> **Stated problem**:
Return each line of the records with nothing changed, pictures excepted.
##### Provided entries
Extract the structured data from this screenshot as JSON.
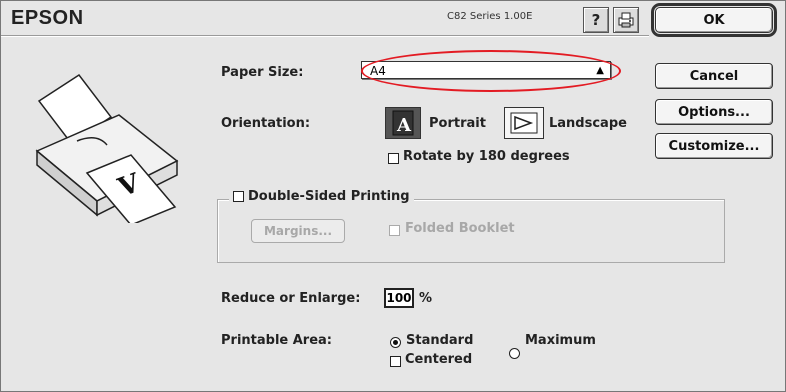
{
  "brand": "EPSON",
  "version": "C82 Series 1.00E",
  "header_icons": {
    "help": "?",
    "printer_icon": "printer-settings-icon"
  },
  "buttons": {
    "ok": "OK",
    "cancel": "Cancel",
    "options": "Options...",
    "customize": "Customize..."
  },
  "paper_size": {
    "label": "Paper Size:",
    "value": "A4"
  },
  "orientation": {
    "label": "Orientation:",
    "portrait": "Portrait",
    "landscape": "Landscape",
    "selected": "Portrait",
    "rotate_label": "Rotate by 180 degrees",
    "rotate_checked": false
  },
  "double_sided": {
    "label": "Double-Sided Printing",
    "checked": false,
    "margins_button": "Margins...",
    "folded_booklet": "Folded Booklet"
  },
  "reduce_enlarge": {
    "label": "Reduce or Enlarge:",
    "value": "100",
    "unit": "%"
  },
  "printable_area": {
    "label": "Printable Area:",
    "standard": "Standard",
    "maximum": "Maximum",
    "selected": "Standard",
    "centered_label": "Centered",
    "centered_checked": false
  },
  "colors": {
    "highlight": "#e31b23",
    "dialog_bg": "#e6e6e6"
  }
}
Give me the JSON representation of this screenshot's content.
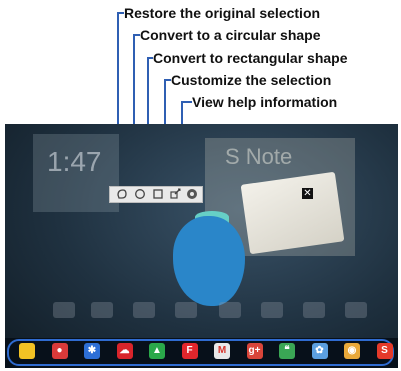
##########
> **Written solution**:
Extract the structured data from this screenshot as JSON.
{
  "brand": "EPSON",
  "version": "C82 Series 1.00E",
  "header_icons": {
    "help": "?",
    "printer_icon": "printer-settings-icon"
  },
  "buttons": {
    "ok": "OK",
    "cancel": "Cancel",
    "options": "Options...",
    "customize": "Customize..."
  },
  "paper_size": {
    "label": "Paper Size:",
    "value": "A4"
  },
  "orientation": {
    "label": "Orientation:",
    "portrait": "Portrait",
    "landscape": "Landscape",
    "selected": "Portrait",
    "rotate_label": "Rotate by 180 degrees",
    "rotate_checked": false
  },
  "double_sided": {
    "label": "Double-Sided Printing",
    "checked": false,
    "margins_button": "Margins...",
    "folded_booklet": "Folded Booklet"
  },
  "reduce_enlarge": {
    "label": "Reduce or Enlarge:",
    "value": "100",
    "unit": "%"
  },
  "printable_area": {
    "label": "Printable Area:",
    "standard": "Standard",
    "maximum": "Maximum",
    "selected": "Standard",
    "centered_label": "Centered",
    "centered_checked": false
  },
  "colors": {
    "highlight": "#e31b23",
    "dialog_bg": "#e6e6e6"
  }
}
Give me the JSON representation of this screenshot's content.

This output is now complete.